:: Supplied records ::

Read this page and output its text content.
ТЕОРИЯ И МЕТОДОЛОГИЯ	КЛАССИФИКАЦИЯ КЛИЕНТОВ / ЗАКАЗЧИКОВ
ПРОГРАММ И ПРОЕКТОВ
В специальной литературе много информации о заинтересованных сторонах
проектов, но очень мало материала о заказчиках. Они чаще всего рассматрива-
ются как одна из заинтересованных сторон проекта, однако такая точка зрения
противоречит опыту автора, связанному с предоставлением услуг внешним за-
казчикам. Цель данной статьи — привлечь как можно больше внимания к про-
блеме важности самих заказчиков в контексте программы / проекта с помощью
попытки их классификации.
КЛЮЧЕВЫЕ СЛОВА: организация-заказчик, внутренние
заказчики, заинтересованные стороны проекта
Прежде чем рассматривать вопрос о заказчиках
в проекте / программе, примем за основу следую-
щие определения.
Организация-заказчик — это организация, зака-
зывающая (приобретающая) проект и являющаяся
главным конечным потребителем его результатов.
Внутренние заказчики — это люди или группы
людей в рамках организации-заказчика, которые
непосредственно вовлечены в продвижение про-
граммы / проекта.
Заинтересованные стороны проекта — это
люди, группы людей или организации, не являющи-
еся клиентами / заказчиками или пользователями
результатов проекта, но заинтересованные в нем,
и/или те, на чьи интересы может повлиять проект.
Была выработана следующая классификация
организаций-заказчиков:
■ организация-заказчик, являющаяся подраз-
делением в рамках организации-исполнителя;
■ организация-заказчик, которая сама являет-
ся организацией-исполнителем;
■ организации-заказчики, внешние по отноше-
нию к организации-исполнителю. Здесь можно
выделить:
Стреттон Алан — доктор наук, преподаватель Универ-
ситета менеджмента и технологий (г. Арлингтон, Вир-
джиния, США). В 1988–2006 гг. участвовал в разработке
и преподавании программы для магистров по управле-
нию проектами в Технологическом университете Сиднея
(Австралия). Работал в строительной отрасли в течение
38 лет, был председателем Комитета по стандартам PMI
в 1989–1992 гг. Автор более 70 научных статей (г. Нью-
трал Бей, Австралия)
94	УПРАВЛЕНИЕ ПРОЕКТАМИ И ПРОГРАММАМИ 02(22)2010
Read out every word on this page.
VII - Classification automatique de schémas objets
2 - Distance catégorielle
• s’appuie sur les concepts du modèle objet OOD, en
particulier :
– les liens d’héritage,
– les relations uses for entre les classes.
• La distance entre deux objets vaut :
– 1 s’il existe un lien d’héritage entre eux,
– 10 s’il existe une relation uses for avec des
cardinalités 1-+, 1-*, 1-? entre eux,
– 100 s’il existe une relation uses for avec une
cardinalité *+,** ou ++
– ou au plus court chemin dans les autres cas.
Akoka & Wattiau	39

:::

* **Problem to solve**
Show every line that contains the word "результатов".

* **Answer to this task**
главным конечным потребителем его результатов.
результатов проекта, но заинтересованные в нем,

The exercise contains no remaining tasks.